● WORK REQUIRED: From the entries below, copy every line that holds the word "JSON".

Structured figure records

◇ ◇ ◇

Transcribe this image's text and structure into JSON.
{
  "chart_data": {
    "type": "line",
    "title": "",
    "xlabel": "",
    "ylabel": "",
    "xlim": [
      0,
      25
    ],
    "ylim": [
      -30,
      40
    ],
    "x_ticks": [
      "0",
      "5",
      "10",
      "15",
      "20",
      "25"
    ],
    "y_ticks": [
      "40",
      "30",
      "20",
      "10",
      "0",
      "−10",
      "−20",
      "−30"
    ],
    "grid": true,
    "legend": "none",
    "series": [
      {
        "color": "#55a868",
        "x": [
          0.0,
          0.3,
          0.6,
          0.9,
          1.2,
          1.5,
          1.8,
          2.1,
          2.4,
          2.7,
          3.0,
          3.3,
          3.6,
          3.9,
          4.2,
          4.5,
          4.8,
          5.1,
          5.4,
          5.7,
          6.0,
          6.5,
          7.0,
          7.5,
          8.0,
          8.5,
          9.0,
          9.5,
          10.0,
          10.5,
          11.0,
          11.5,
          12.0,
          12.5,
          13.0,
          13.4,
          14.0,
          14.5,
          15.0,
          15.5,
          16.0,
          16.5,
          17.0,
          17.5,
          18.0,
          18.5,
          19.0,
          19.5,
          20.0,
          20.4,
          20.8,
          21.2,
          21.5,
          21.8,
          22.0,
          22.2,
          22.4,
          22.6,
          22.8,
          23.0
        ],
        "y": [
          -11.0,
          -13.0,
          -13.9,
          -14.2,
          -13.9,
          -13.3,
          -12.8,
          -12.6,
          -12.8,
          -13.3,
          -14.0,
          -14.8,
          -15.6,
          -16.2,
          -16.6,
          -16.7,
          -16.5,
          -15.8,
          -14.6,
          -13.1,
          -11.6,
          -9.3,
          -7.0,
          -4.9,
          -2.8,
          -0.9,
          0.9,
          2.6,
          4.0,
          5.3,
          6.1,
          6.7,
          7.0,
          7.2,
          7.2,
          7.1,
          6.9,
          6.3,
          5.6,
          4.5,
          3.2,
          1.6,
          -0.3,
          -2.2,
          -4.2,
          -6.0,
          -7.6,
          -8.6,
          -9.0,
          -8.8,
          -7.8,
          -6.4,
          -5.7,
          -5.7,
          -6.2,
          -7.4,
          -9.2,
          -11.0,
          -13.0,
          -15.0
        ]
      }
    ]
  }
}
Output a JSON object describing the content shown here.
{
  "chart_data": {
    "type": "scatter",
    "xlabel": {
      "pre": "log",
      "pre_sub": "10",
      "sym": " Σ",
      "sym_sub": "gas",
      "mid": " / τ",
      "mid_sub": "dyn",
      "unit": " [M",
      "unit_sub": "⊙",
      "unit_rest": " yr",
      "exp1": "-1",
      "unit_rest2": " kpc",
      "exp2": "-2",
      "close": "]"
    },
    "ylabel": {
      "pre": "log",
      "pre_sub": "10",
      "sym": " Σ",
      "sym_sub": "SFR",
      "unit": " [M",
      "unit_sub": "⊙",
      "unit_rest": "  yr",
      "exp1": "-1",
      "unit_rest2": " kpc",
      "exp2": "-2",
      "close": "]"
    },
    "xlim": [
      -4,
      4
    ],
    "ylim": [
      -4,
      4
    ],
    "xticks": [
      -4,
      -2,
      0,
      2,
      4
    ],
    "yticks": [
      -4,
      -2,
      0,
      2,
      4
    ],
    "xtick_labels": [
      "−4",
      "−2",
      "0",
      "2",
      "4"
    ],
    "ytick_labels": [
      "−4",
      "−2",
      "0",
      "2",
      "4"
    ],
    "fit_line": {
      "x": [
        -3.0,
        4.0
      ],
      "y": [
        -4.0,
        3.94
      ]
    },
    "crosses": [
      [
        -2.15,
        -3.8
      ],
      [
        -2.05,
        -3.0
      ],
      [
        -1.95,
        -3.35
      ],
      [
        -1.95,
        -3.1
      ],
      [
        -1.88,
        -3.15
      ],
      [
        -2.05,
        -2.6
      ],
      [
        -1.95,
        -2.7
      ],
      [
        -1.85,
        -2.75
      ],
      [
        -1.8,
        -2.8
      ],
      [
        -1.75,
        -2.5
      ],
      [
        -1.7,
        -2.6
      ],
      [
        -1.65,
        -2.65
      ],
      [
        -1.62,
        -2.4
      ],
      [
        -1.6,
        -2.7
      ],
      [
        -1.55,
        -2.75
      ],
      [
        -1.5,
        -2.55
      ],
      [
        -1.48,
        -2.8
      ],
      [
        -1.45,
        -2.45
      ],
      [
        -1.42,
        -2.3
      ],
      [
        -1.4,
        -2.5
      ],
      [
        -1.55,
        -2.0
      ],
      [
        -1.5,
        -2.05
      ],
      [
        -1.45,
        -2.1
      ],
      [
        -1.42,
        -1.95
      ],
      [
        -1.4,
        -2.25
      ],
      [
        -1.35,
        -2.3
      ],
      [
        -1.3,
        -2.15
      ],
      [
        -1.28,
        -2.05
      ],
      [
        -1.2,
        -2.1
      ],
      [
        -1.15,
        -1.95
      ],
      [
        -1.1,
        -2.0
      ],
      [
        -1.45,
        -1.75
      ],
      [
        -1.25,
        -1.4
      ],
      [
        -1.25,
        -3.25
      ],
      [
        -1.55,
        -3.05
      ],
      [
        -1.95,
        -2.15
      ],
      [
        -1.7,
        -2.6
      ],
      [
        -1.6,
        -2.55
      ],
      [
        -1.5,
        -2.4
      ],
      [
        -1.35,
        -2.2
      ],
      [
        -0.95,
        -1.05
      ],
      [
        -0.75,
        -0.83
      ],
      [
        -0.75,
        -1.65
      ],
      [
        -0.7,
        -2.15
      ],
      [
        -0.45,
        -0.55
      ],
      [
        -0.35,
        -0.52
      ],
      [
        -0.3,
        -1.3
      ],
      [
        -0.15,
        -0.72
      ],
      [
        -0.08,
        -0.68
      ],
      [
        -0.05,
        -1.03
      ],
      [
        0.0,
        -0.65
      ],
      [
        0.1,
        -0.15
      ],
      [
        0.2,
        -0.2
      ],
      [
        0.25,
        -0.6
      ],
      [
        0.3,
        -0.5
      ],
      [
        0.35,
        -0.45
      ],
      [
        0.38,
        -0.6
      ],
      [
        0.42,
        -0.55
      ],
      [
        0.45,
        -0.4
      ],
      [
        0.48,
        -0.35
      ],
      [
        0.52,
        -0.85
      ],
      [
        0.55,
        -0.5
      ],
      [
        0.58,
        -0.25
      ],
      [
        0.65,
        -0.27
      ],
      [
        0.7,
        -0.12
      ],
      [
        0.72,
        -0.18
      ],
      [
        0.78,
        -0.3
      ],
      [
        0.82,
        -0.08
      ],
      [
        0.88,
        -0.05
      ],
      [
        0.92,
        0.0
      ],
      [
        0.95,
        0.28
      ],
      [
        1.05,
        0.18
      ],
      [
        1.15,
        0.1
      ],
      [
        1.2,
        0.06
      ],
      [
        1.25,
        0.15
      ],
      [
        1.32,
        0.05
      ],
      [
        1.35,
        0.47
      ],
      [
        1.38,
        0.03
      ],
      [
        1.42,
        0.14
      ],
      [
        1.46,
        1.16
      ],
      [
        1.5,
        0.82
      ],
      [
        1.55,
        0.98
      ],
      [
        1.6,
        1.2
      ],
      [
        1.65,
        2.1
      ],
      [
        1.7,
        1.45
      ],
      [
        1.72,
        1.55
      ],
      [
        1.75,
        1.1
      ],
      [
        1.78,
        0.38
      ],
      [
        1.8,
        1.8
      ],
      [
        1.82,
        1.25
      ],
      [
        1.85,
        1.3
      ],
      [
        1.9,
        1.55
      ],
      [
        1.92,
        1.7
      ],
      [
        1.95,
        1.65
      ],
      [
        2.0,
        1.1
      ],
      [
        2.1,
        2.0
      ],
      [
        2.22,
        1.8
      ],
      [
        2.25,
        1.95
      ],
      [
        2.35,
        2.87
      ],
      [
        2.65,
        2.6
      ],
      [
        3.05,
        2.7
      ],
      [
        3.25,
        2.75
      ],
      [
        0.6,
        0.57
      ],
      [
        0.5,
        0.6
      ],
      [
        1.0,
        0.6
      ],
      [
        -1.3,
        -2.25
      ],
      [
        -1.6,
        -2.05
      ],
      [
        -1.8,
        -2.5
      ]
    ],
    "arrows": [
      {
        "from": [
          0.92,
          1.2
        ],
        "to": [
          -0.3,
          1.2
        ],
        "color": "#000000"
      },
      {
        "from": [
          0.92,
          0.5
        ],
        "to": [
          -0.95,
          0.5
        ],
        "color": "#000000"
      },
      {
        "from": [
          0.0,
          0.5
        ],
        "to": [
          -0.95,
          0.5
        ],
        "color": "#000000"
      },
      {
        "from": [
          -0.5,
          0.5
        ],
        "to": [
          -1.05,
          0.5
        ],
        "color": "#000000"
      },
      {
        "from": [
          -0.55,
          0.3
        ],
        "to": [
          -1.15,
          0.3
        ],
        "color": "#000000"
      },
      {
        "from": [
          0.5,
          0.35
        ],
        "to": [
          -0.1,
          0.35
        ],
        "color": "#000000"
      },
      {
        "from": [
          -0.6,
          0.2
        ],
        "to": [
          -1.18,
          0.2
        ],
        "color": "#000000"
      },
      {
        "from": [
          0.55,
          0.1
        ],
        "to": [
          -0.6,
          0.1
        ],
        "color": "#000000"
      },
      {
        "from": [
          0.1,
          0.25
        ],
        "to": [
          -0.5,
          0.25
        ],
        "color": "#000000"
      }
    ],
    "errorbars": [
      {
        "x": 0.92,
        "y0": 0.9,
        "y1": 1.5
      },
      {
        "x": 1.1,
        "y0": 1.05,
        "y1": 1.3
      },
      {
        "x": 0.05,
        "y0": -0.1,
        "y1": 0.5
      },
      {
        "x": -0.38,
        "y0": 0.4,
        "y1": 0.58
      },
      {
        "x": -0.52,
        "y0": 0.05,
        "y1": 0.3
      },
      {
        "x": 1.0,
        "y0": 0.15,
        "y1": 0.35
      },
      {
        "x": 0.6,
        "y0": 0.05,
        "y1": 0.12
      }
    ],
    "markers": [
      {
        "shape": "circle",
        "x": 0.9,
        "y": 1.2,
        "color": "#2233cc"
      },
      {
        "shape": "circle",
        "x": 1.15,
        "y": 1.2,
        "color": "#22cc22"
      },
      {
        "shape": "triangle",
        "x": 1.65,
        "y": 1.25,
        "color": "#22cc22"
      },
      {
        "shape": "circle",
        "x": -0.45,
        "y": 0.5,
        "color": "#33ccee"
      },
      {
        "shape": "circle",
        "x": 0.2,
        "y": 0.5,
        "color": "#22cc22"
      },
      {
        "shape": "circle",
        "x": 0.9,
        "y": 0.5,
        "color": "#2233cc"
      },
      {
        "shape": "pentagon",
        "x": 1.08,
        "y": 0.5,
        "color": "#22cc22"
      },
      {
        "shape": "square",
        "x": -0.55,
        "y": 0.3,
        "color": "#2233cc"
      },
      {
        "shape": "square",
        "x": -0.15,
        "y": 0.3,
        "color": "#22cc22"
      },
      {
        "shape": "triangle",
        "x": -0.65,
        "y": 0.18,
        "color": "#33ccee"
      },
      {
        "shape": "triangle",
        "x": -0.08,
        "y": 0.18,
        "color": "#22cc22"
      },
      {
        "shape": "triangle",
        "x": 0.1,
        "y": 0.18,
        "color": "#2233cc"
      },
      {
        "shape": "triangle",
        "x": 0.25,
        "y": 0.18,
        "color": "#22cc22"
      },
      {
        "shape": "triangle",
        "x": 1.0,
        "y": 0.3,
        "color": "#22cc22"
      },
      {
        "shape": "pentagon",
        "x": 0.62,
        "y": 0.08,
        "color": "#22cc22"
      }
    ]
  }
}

◇ ◇ ◇

● EXERCISE ANSWER:
Transcribe this image's text and structure into JSON.
Output a JSON object describing the content shown here.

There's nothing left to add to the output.